Here are some entries; quote each one exactly.

====== PROVIDED DATA

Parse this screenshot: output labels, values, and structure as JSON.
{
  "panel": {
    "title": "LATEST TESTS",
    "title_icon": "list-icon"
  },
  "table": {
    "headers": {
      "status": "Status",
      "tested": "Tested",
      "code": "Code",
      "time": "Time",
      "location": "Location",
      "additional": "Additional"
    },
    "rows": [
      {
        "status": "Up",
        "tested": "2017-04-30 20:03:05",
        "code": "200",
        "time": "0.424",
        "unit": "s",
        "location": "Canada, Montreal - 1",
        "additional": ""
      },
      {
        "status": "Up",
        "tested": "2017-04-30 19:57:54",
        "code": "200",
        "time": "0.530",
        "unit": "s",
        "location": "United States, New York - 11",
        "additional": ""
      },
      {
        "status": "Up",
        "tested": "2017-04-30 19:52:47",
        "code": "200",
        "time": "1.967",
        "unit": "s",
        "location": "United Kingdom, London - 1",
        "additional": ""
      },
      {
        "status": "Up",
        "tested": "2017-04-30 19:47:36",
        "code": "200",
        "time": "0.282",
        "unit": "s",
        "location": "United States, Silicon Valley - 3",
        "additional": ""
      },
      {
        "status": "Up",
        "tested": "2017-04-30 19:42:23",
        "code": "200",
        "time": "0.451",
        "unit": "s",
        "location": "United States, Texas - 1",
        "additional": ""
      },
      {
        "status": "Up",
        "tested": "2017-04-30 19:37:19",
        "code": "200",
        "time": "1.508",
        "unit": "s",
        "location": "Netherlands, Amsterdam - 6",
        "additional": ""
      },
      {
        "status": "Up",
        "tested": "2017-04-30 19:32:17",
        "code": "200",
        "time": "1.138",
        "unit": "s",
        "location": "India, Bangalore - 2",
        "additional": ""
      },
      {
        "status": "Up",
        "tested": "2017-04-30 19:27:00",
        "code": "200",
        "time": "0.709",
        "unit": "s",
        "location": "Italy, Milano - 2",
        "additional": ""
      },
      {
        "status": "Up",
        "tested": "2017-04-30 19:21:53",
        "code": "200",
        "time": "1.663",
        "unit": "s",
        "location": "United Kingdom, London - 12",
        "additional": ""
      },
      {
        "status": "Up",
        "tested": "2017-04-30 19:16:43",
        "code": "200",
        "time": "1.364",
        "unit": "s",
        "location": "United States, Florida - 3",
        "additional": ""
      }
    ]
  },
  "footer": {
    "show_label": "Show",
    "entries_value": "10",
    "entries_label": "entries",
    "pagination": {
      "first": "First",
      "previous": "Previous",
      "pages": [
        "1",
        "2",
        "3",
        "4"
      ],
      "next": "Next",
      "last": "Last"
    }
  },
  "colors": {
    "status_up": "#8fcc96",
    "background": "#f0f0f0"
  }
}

============

▶ _PROBLEM SOLUTION_
Parse this screenshot: output labels, values, and structure as JSON.
{
  "panel": {
    "title": "LATEST TESTS",
    "title_icon": "list-icon"
  },
  "table": {
    "headers": {
      "status": "Status",
      "tested": "Tested",
      "code": "Code",
      "time": "Time",
      "location": "Location",
      "additional": "Additional"
    },
    "rows": [
      {
        "status": "Up",
        "tested": "2017-04-30 20:03:05",
        "code": "200",
        "time": "0.424",
        "unit": "s",
        "location": "Canada, Montreal - 1",
        "additional": ""
      },
      {
        "status": "Up",
        "tested": "2017-04-30 19:57:54",
        "code": "200",
        "time": "0.530",
        "unit": "s",
        "location": "United States, New York - 11",
        "additional": ""
      },
      {
        "status": "Up",
        "tested": "2017-04-30 19:52:47",
        "code": "200",
        "time": "1.967",
        "unit": "s",
        "location": "United Kingdom, London - 1",
        "additional": ""
      },
      {
        "status": "Up",
        "tested": "2017-04-30 19:47:36",
        "code": "200",
        "time": "0.282",
        "unit": "s",
        "location": "United States, Silicon Valley - 3",
        "additional": ""
      },
      {
        "status": "Up",
        "tested": "2017-04-30 19:42:23",
        "code": "200",
        "time": "0.451",
        "unit": "s",
        "location": "United States, Texas - 1",
        "additional": ""
      },
      {
        "status": "Up",
        "tested": "2017-04-30 19:37:19",
        "code": "200",
        "time": "1.508",
        "unit": "s",
        "location": "Netherlands, Amsterdam - 6",
        "additional": ""
      },
      {
        "status": "Up",
        "tested": "2017-04-30 19:32:17",
        "code": "200",
        "time": "1.138",
        "unit": "s",
        "location": "India, Bangalore - 2",
        "additional": ""
      },
      {
        "status": "Up",
        "tested": "2017-04-30 19:27:00",
        "code": "200",
        "time": "0.709",
        "unit": "s",
        "location": "Italy, Milano - 2",
        "additional": ""
      },
      {
        "status": "Up",
        "tested": "2017-04-30 19:21:53",
        "code": "200",
        "time": "1.663",
        "unit": "s",
        "location": "United Kingdom, London - 12",
        "additional": ""
      },
      {
        "status": "Up",
        "tested": "2017-04-30 19:16:43",
        "code": "200",
        "time": "1.364",
        "unit": "s",
        "location": "United States, Florida - 3",
        "additional": ""
      }
    ]
  },
  "footer": {
    "show_label": "Show",
    "entries_value": "10",
    "entries_label": "entries",
    "pagination": {
      "first": "First",
      "previous": "Previous",
      "pages": [
        "1",
        "2",
        "3",
        "4"
      ],
      "next": "Next",
      "last": "Last"
    }
  },
  "colors": {
    "status_up": "#8fcc96",
    "background": "#f0f0f0"
  }
}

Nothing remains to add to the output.